Supplied records:
———

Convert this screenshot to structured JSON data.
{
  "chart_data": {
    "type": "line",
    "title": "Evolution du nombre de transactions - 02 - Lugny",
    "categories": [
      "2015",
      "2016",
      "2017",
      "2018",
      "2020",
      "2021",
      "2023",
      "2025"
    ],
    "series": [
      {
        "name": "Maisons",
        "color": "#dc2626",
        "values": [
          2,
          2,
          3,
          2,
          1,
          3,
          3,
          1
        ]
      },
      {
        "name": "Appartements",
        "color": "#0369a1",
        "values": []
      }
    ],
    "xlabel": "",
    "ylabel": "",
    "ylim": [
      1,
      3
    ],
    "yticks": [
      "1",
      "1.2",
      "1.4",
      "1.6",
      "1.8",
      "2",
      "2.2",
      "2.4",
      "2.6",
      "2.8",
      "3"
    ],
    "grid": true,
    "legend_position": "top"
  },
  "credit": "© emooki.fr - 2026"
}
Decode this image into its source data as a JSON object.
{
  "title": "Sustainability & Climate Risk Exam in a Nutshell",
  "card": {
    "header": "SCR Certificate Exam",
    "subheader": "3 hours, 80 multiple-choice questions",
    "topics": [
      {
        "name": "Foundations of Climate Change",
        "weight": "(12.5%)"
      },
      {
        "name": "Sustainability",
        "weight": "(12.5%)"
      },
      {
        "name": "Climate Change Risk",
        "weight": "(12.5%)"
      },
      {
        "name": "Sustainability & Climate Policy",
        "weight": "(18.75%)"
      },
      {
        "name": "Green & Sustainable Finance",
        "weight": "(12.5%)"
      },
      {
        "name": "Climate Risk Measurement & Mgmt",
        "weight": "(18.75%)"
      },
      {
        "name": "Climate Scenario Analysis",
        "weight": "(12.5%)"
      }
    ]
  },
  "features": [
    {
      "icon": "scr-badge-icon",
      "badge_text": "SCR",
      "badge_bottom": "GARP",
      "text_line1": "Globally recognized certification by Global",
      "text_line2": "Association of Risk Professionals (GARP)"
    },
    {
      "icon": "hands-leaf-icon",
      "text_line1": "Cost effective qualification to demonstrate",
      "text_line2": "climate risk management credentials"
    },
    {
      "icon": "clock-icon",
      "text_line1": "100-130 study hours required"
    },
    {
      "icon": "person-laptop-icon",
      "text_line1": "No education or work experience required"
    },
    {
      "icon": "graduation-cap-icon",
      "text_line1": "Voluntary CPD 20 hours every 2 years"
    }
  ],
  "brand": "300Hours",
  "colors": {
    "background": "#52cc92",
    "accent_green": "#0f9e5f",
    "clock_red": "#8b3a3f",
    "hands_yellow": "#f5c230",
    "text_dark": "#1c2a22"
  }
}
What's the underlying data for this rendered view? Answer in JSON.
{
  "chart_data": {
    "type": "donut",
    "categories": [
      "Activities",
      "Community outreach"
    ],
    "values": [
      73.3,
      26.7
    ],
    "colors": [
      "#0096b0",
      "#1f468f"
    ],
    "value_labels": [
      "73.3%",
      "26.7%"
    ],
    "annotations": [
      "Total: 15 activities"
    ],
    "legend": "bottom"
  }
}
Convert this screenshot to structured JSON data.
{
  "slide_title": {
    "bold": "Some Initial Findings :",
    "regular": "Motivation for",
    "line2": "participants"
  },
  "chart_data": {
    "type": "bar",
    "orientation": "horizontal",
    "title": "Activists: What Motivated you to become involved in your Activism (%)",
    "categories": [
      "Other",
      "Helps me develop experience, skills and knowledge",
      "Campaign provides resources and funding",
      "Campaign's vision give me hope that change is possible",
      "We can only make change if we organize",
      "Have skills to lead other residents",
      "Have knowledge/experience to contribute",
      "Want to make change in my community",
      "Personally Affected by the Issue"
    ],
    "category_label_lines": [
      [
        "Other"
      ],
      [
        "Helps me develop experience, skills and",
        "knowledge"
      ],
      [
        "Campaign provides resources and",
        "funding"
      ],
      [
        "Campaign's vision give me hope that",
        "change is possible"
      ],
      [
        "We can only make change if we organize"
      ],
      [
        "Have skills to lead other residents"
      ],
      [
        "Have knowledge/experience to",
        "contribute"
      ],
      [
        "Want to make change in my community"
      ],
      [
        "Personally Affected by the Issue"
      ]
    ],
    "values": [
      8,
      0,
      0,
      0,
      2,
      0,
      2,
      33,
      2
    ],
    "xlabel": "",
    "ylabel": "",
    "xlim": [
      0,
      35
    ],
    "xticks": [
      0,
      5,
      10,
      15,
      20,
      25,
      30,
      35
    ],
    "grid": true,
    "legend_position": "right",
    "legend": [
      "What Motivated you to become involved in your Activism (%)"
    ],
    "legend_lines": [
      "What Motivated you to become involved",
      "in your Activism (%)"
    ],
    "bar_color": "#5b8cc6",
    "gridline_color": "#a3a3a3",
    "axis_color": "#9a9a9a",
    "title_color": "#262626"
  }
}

———

Instructions to follow: Repeat every line of the data, exactly and in full.

In response:
Convert this screenshot to structured JSON data.
{
  "chart_data": {
    "type": "line",
    "title": "Evolution du nombre de transactions - 02 - Lugny",
    "categories": [
      "2015",
      "2016",
      "2017",
      "2018",
      "2020",
      "2021",
      "2023",
      "2025"
    ],
    "series": [
      {
        "name": "Maisons",
        "color": "#dc2626",
        "values": [
          2,
          2,
          3,
          2,
          1,
          3,
          3,
          1
        ]
      },
      {
        "name": "Appartements",
        "color": "#0369a1",
        "values": []
      }
    ],
    "xlabel": "",
    "ylabel": "",
    "ylim": [
      1,
      3
    ],
    "yticks": [
      "1",
      "1.2",
      "1.4",
      "1.6",
      "1.8",
      "2",
      "2.2",
      "2.4",
      "2.6",
      "2.8",
      "3"
    ],
    "grid": true,
    "legend_position": "top"
  },
  "credit": "© emooki.fr - 2026"
}
Decode this image into its source data as a JSON object.
{
  "title": "Sustainability & Climate Risk Exam in a Nutshell",
  "card": {
    "header": "SCR Certificate Exam",
    "subheader": "3 hours, 80 multiple-choice questions",
    "topics": [
      {
        "name": "Foundations of Climate Change",
        "weight": "(12.5%)"
      },
      {
        "name": "Sustainability",
        "weight": "(12.5%)"
      },
      {
        "name": "Climate Change Risk",
        "weight": "(12.5%)"
      },
      {
        "name": "Sustainability & Climate Policy",
        "weight": "(18.75%)"
      },
      {
        "name": "Green & Sustainable Finance",
        "weight": "(12.5%)"
      },
      {
        "name": "Climate Risk Measurement & Mgmt",
        "weight": "(18.75%)"
      },
      {
        "name": "Climate Scenario Analysis",
        "weight": "(12.5%)"
      }
    ]
  },
  "features": [
    {
      "icon": "scr-badge-icon",
      "badge_text": "SCR",
      "badge_bottom": "GARP",
      "text_line1": "Globally recognized certification by Global",
      "text_line2": "Association of Risk Professionals (GARP)"
    },
    {
      "icon": "hands-leaf-icon",
      "text_line1": "Cost effective qualification to demonstrate",
      "text_line2": "climate risk management credentials"
    },
    {
      "icon": "clock-icon",
      "text_line1": "100-130 study hours required"
    },
    {
      "icon": "person-laptop-icon",
      "text_line1": "No education or work experience required"
    },
    {
      "icon": "graduation-cap-icon",
      "text_line1": "Voluntary CPD 20 hours every 2 years"
    }
  ],
  "brand": "300Hours",
  "colors": {
    "background": "#52cc92",
    "accent_green": "#0f9e5f",
    "clock_red": "#8b3a3f",
    "hands_yellow": "#f5c230",
    "text_dark": "#1c2a22"
  }
}
What's the underlying data for this rendered view? Answer in JSON.
{
  "chart_data": {
    "type": "donut",
    "categories": [
      "Activities",
      "Community outreach"
    ],
    "values": [
      73.3,
      26.7
    ],
    "colors": [
      "#0096b0",
      "#1f468f"
    ],
    "value_labels": [
      "73.3%",
      "26.7%"
    ],
    "annotations": [
      "Total: 15 activities"
    ],
    "legend": "bottom"
  }
}
Convert this screenshot to structured JSON data.
{
  "slide_title": {
    "bold": "Some Initial Findings :",
    "regular": "Motivation for",
    "line2": "participants"
  },
  "chart_data": {
    "type": "bar",
    "orientation": "horizontal",
    "title": "Activists: What Motivated you to become involved in your Activism (%)",
    "categories": [
      "Other",
      "Helps me develop experience, skills and knowledge",
      "Campaign provides resources and funding",
      "Campaign's vision give me hope that change is possible",
      "We can only make change if we organize",
      "Have skills to lead other residents",
      "Have knowledge/experience to contribute",
      "Want to make change in my community",
      "Personally Affected by the Issue"
    ],
    "category_label_lines": [
      [
        "Other"
      ],
      [
        "Helps me develop experience, skills and",
        "knowledge"
      ],
      [
        "Campaign provides resources and",
        "funding"
      ],
      [
        "Campaign's vision give me hope that",
        "change is possible"
      ],
      [
        "We can only make change if we organize"
      ],
      [
        "Have skills to lead other residents"
      ],
      [
        "Have knowledge/experience to",
        "contribute"
      ],
      [
        "Want to make change in my community"
      ],
      [
        "Personally Affected by the Issue"
      ]
    ],
    "values": [
      8,
      0,
      0,
      0,
      2,
      0,
      2,
      33,
      2
    ],
    "xlabel": "",
    "ylabel": "",
    "xlim": [
      0,
      35
    ],
    "xticks": [
      0,
      5,
      10,
      15,
      20,
      25,
      30,
      35
    ],
    "grid": true,
    "legend_position": "right",
    "legend": [
      "What Motivated you to become involved in your Activism (%)"
    ],
    "legend_lines": [
      "What Motivated you to become involved",
      "in your Activism (%)"
    ],
    "bar_color": "#5b8cc6",
    "gridline_color": "#a3a3a3",
    "axis_color": "#9a9a9a",
    "title_color": "#262626"
  }
}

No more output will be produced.